Records from a collection:
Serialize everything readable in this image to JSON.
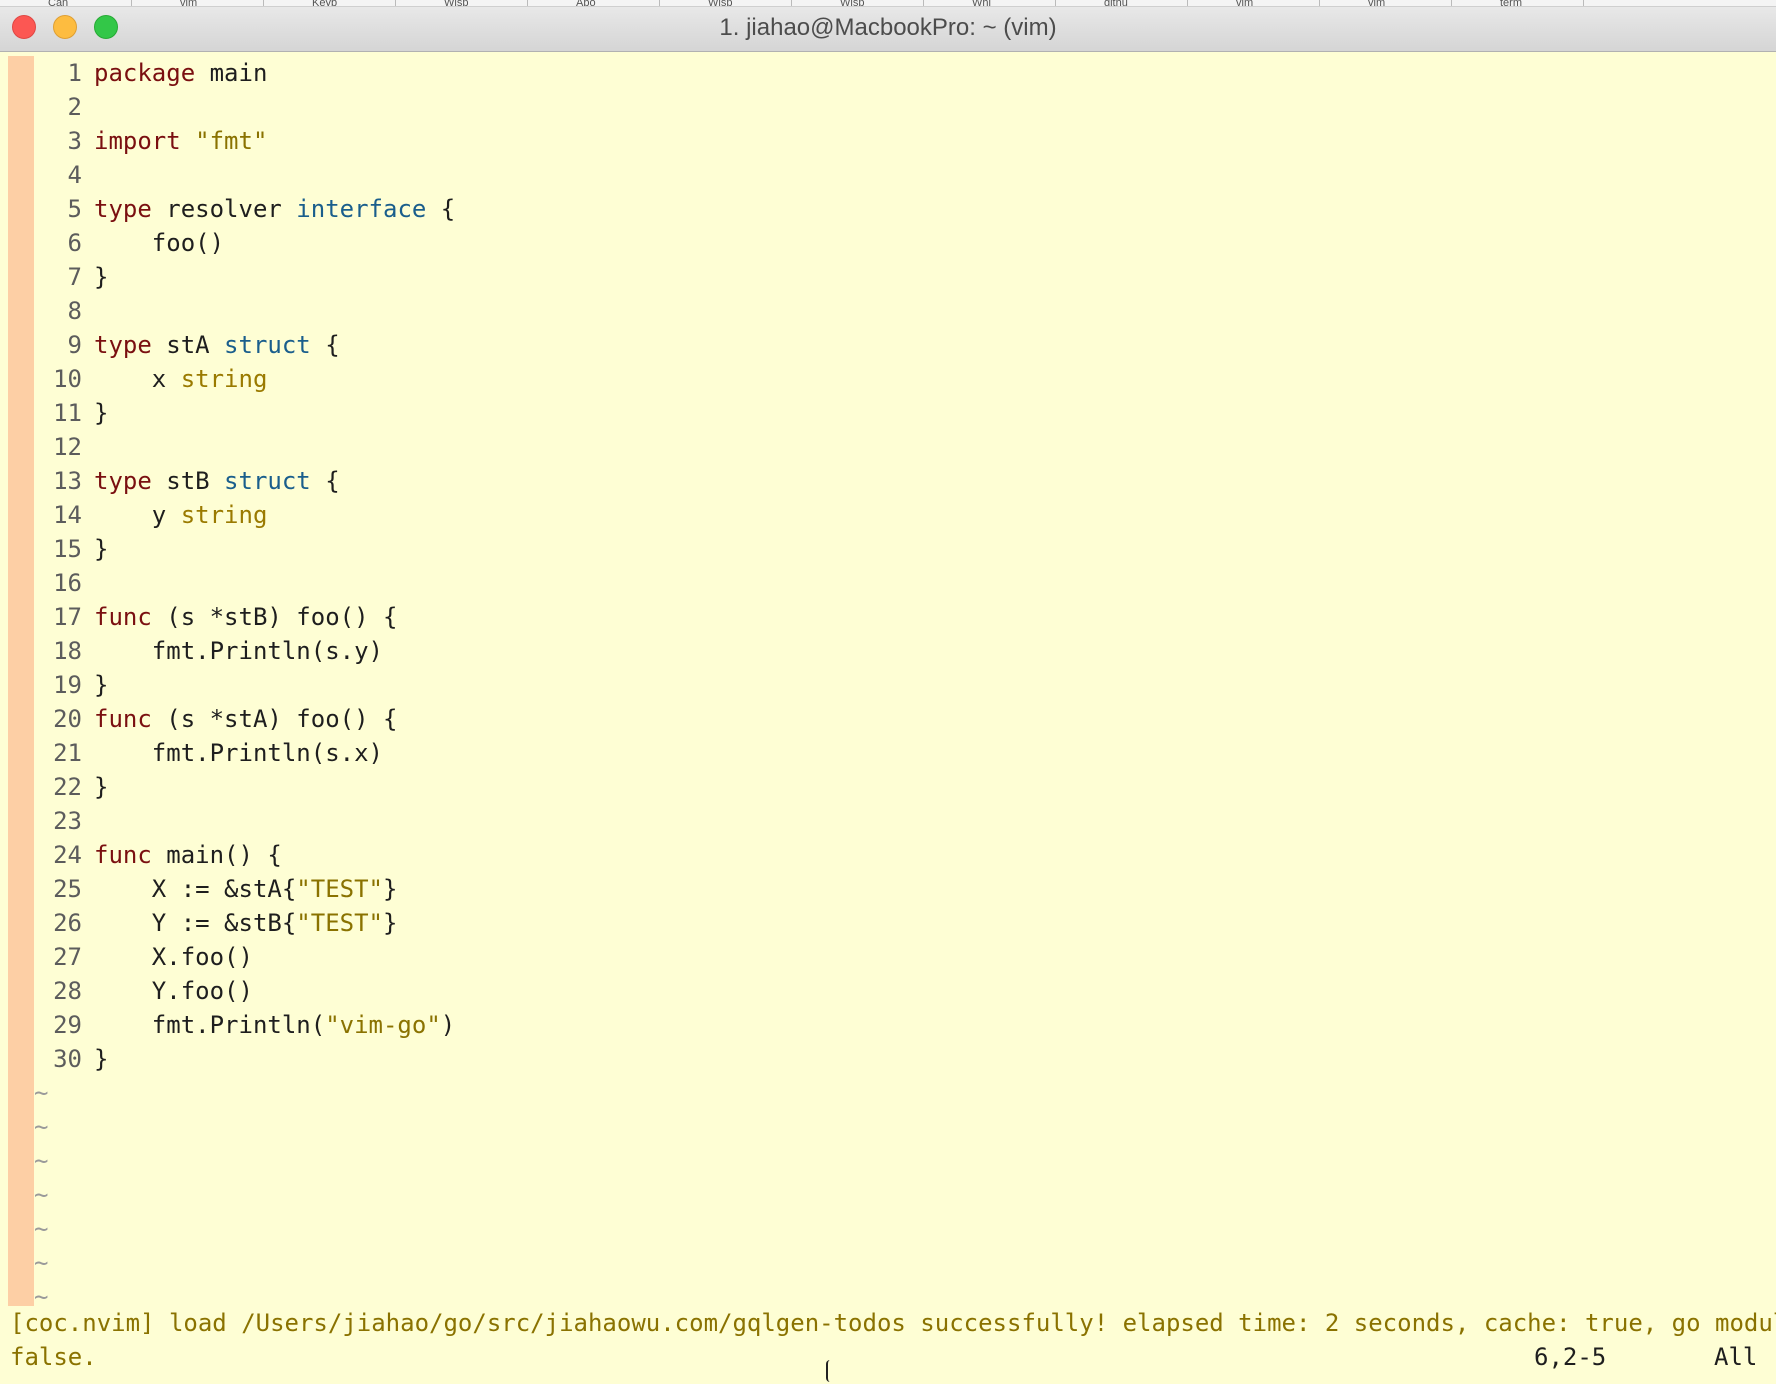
{
  "window": {
    "title": "1. jiahao@MacbookPro: ~ (vim)",
    "tabs": [
      "Can",
      "vim",
      "Keyb",
      "Wisp",
      "Abo",
      "Wisp",
      "Wisp",
      "Whi",
      "githu",
      "vim",
      "vim",
      "term"
    ]
  },
  "editor": {
    "lines": [
      {
        "n": "1",
        "text": "package main"
      },
      {
        "n": "2",
        "text": ""
      },
      {
        "n": "3",
        "text": "import \"fmt\""
      },
      {
        "n": "4",
        "text": ""
      },
      {
        "n": "5",
        "text": "type resolver interface {"
      },
      {
        "n": "6",
        "text": "    foo()"
      },
      {
        "n": "7",
        "text": "}"
      },
      {
        "n": "8",
        "text": ""
      },
      {
        "n": "9",
        "text": "type stA struct {"
      },
      {
        "n": "10",
        "text": "    x string"
      },
      {
        "n": "11",
        "text": "}"
      },
      {
        "n": "12",
        "text": ""
      },
      {
        "n": "13",
        "text": "type stB struct {"
      },
      {
        "n": "14",
        "text": "    y string"
      },
      {
        "n": "15",
        "text": "}"
      },
      {
        "n": "16",
        "text": ""
      },
      {
        "n": "17",
        "text": "func (s *stB) foo() {"
      },
      {
        "n": "18",
        "text": "    fmt.Println(s.y)"
      },
      {
        "n": "19",
        "text": "}"
      },
      {
        "n": "20",
        "text": "func (s *stA) foo() {"
      },
      {
        "n": "21",
        "text": "    fmt.Println(s.x)"
      },
      {
        "n": "22",
        "text": "}"
      },
      {
        "n": "23",
        "text": ""
      },
      {
        "n": "24",
        "text": "func main() {"
      },
      {
        "n": "25",
        "text": "    X := &stA{\"TEST\"}"
      },
      {
        "n": "26",
        "text": "    Y := &stB{\"TEST\"}"
      },
      {
        "n": "27",
        "text": "    X.foo()"
      },
      {
        "n": "28",
        "text": "    Y.foo()"
      },
      {
        "n": "29",
        "text": "    fmt.Println(\"vim-go\")"
      },
      {
        "n": "30",
        "text": "}"
      }
    ],
    "empty_marker": "~",
    "empty_rows": 7
  },
  "status": {
    "message_line1": "[coc.nvim] load /Users/jiahao/go/src/jiahaowu.com/gqlgen-todos successfully! elapsed time: 2 seconds, cache: true, go module:",
    "message_line2": "false.",
    "cursor_position": "6,2-5",
    "scroll_position": "All"
  },
  "colors": {
    "background": "#fefed4",
    "sign_column": "#fdcfa5",
    "keyword": "#7a0f10",
    "type": "#1a5e8c",
    "string": "#8a7200",
    "message": "#8a7200"
  }
}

- _REQUIREMENT_
Go through the listing above line by line and say how many lines hold the word "func". Reply with that number only.

- _SOLVED EXERCISE_
3